• DATA SHOWN
┄┄┄┄┄┄┄┄┄┄┄┄┄┄┄┄┄┄┄┄
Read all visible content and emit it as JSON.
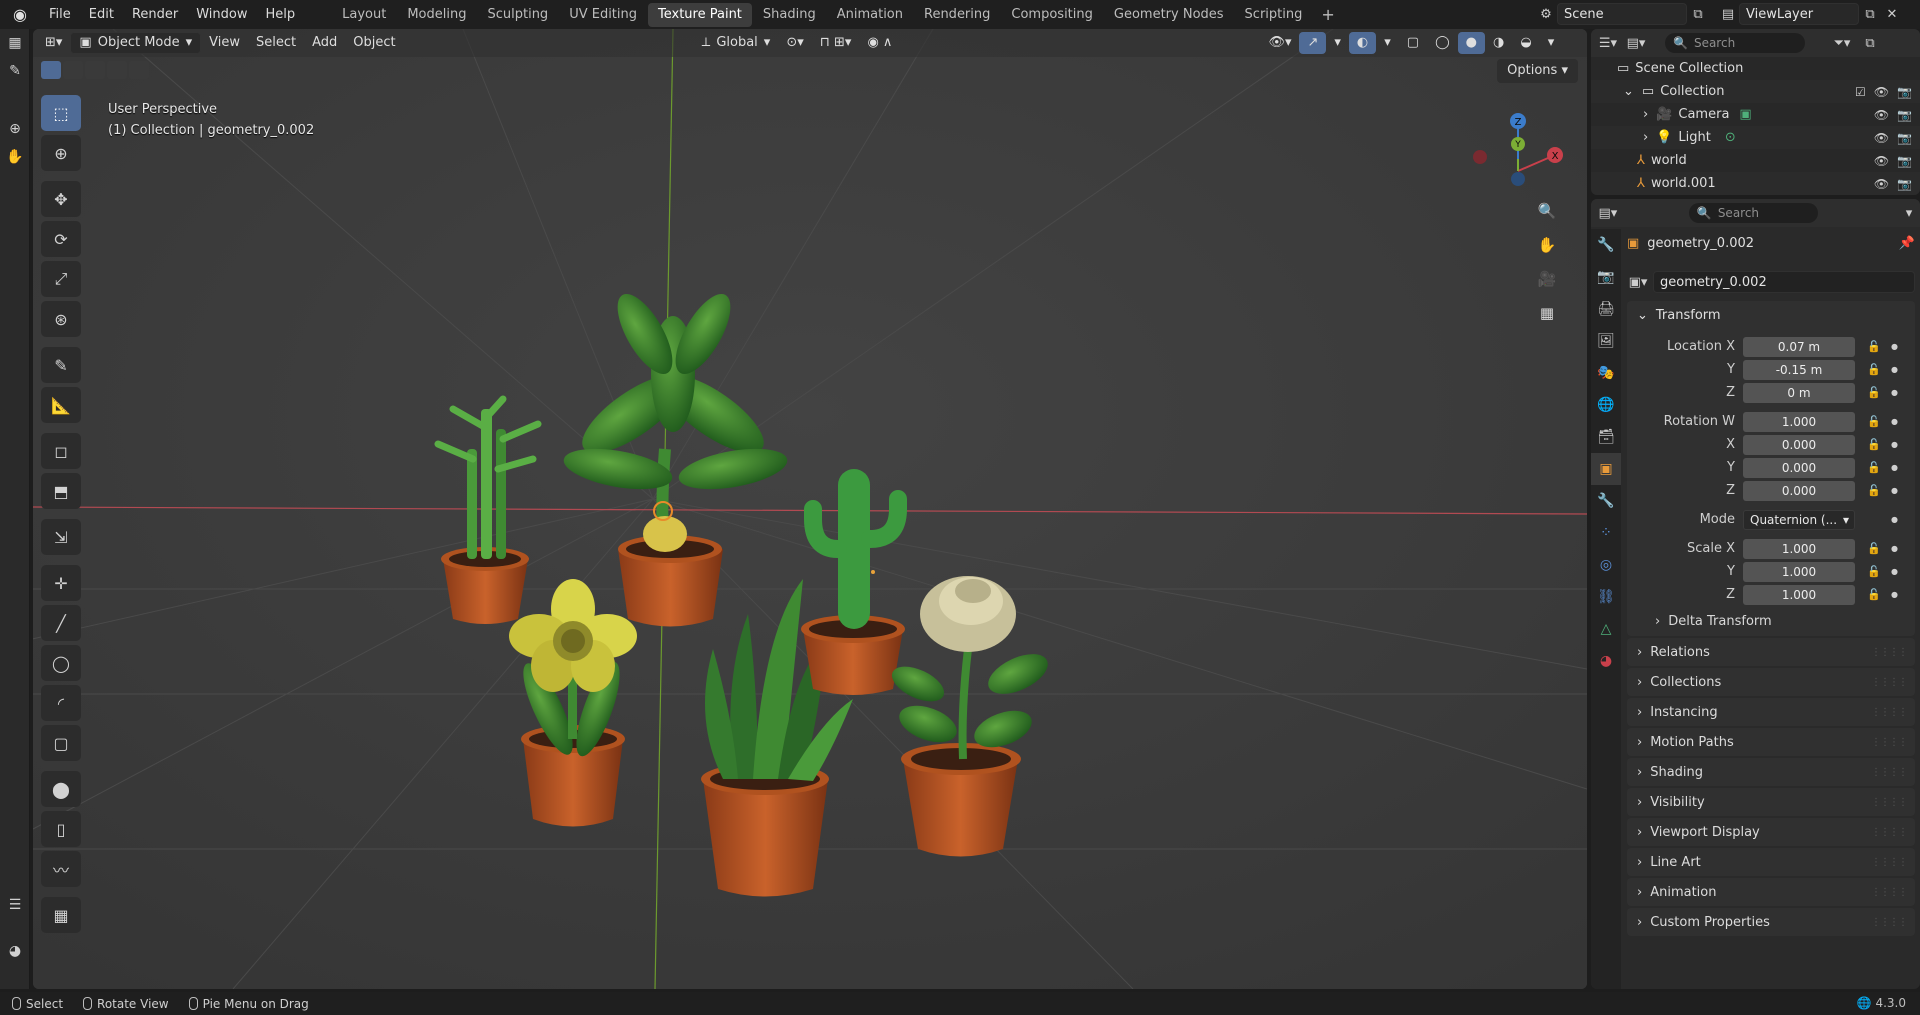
{
  "topbar": {
    "menus": [
      "File",
      "Edit",
      "Render",
      "Window",
      "Help"
    ],
    "workspaces": [
      "Layout",
      "Modeling",
      "Sculpting",
      "UV Editing",
      "Texture Paint",
      "Shading",
      "Animation",
      "Rendering",
      "Compositing",
      "Geometry Nodes",
      "Scripting"
    ],
    "active_workspace": "Texture Paint",
    "add_workspace": "+",
    "scene": "Scene",
    "view_layer": "ViewLayer"
  },
  "viewport": {
    "mode": "Object Mode",
    "menus": [
      "View",
      "Select",
      "Add",
      "Object"
    ],
    "transform_orientation": "Global",
    "options": "Options",
    "info_line1": "User Perspective",
    "info_line2": "(1) Collection | geometry_0.002",
    "gizmo_axes": [
      "Z",
      "X",
      "Y"
    ]
  },
  "outliner": {
    "search_placeholder": "Search",
    "rows": [
      {
        "label": "Scene Collection",
        "indent": 0
      },
      {
        "label": "Collection",
        "indent": 1
      },
      {
        "label": "Camera",
        "indent": 2
      },
      {
        "label": "Light",
        "indent": 2
      },
      {
        "label": "world",
        "indent": 1
      },
      {
        "label": "world.001",
        "indent": 1
      }
    ]
  },
  "properties": {
    "search_placeholder": "Search",
    "object_name": "geometry_0.002",
    "datablock_name": "geometry_0.002",
    "transform": {
      "title": "Transform",
      "location_label": "Location X",
      "location": [
        "0.07 m",
        "-0.15 m",
        "0 m"
      ],
      "rotation_label": "Rotation W",
      "rotation": [
        "1.000",
        "0.000",
        "0.000",
        "0.000"
      ],
      "mode_label": "Mode",
      "mode_value": "Quaternion (...",
      "scale_label": "Scale X",
      "scale": [
        "1.000",
        "1.000",
        "1.000"
      ],
      "axis_y": "Y",
      "axis_z": "Z",
      "axis_x": "X",
      "delta": "Delta Transform"
    },
    "panels": [
      "Relations",
      "Collections",
      "Instancing",
      "Motion Paths",
      "Shading",
      "Visibility",
      "Viewport Display",
      "Line Art",
      "Animation",
      "Custom Properties"
    ]
  },
  "statusbar": {
    "select": "Select",
    "rotate": "Rotate View",
    "pie": "Pie Menu on Drag",
    "version": "4.3.0"
  },
  "colors": {
    "accent": "#4f6b96",
    "x_axis": "#c9404b",
    "y_axis": "#7cae35",
    "z_axis": "#3b7ccb"
  }
}
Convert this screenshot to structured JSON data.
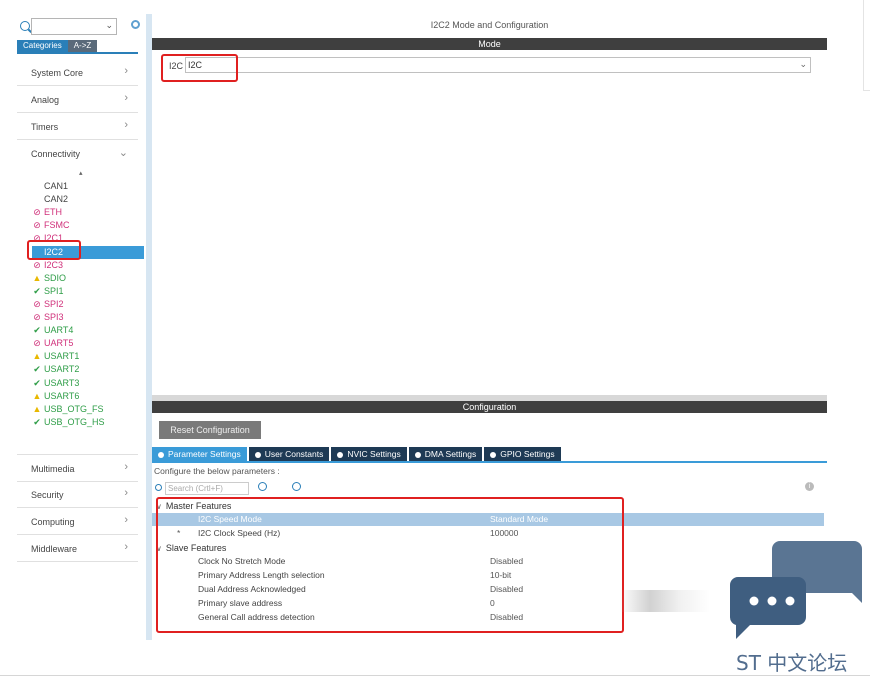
┄┄┄┄┄┄┄┄┄┄┄┄┄┄┄┄┄┄┄┄
• EXERCISE DIRECTIONS
Output every entry word for word, but omit the pictures.

• ANSWER FOR THIS EXERCISE
Read all visible content and emit it as JSON.
{
  "topbar": {
    "menus": [
      "File",
      "Edit",
      "Render",
      "Window",
      "Help"
    ],
    "workspaces": [
      "Layout",
      "Modeling",
      "Sculpting",
      "UV Editing",
      "Texture Paint",
      "Shading",
      "Animation",
      "Rendering",
      "Compositing",
      "Geometry Nodes",
      "Scripting"
    ],
    "active_workspace": "Texture Paint",
    "add_workspace": "+",
    "scene": "Scene",
    "view_layer": "ViewLayer"
  },
  "viewport": {
    "mode": "Object Mode",
    "menus": [
      "View",
      "Select",
      "Add",
      "Object"
    ],
    "transform_orientation": "Global",
    "options": "Options",
    "info_line1": "User Perspective",
    "info_line2": "(1) Collection | geometry_0.002",
    "gizmo_axes": [
      "Z",
      "X",
      "Y"
    ]
  },
  "outliner": {
    "search_placeholder": "Search",
    "rows": [
      {
        "label": "Scene Collection",
        "indent": 0
      },
      {
        "label": "Collection",
        "indent": 1
      },
      {
        "label": "Camera",
        "indent": 2
      },
      {
        "label": "Light",
        "indent": 2
      },
      {
        "label": "world",
        "indent": 1
      },
      {
        "label": "world.001",
        "indent": 1
      }
    ]
  },
  "properties": {
    "search_placeholder": "Search",
    "object_name": "geometry_0.002",
    "datablock_name": "geometry_0.002",
    "transform": {
      "title": "Transform",
      "location_label": "Location X",
      "location": [
        "0.07 m",
        "-0.15 m",
        "0 m"
      ],
      "rotation_label": "Rotation W",
      "rotation": [
        "1.000",
        "0.000",
        "0.000",
        "0.000"
      ],
      "mode_label": "Mode",
      "mode_value": "Quaternion (...",
      "scale_label": "Scale X",
      "scale": [
        "1.000",
        "1.000",
        "1.000"
      ],
      "axis_y": "Y",
      "axis_z": "Z",
      "axis_x": "X",
      "delta": "Delta Transform"
    },
    "panels": [
      "Relations",
      "Collections",
      "Instancing",
      "Motion Paths",
      "Shading",
      "Visibility",
      "Viewport Display",
      "Line Art",
      "Animation",
      "Custom Properties"
    ]
  },
  "statusbar": {
    "select": "Select",
    "rotate": "Rotate View",
    "pie": "Pie Menu on Drag",
    "version": "4.3.0"
  },
  "colors": {
    "accent": "#4f6b96",
    "x_axis": "#c9404b",
    "y_axis": "#7cae35",
    "z_axis": "#3b7ccb"
  }
}
Convert this screenshot to structured JSON data.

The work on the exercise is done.